**Work to complete**
Determine the number of lines in these entries that hold the word "description". Give the number and nothing more.
>> start Data for processing
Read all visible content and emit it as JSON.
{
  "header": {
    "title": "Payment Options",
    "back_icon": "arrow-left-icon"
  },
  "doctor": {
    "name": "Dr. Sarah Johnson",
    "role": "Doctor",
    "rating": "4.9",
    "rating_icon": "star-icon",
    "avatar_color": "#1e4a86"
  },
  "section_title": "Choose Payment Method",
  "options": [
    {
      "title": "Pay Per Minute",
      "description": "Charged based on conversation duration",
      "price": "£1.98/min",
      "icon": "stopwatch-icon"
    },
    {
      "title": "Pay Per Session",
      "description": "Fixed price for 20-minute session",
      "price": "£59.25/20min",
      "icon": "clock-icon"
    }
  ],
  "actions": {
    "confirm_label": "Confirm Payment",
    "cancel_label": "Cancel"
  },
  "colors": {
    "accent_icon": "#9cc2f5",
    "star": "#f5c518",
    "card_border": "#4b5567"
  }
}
>> end Data for processing
>> start Data for processing
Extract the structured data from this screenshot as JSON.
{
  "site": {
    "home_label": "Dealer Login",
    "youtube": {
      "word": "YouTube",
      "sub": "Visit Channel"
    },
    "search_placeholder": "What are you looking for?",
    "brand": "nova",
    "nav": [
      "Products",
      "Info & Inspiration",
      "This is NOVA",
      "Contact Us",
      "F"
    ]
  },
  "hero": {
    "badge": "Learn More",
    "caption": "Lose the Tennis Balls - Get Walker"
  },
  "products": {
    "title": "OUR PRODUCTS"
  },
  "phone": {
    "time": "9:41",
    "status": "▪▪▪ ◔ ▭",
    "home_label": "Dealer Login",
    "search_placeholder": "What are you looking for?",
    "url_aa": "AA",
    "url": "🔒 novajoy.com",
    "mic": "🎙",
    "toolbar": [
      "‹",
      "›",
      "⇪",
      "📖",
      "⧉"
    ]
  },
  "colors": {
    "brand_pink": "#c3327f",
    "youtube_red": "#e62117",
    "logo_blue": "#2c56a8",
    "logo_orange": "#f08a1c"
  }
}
>> end Data for processing
>> start Data for processing
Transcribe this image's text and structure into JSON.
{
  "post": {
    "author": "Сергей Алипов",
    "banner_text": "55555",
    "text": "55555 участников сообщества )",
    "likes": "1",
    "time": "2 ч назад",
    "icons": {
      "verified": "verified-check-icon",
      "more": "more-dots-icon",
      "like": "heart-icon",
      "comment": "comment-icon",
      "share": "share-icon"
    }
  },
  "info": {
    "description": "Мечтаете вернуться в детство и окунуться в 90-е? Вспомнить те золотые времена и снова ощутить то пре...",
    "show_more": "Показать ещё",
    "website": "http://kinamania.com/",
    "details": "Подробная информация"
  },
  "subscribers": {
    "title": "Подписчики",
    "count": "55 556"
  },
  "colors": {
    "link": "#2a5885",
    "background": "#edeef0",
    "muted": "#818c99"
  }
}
>> end Data for processing
**Task solution**
3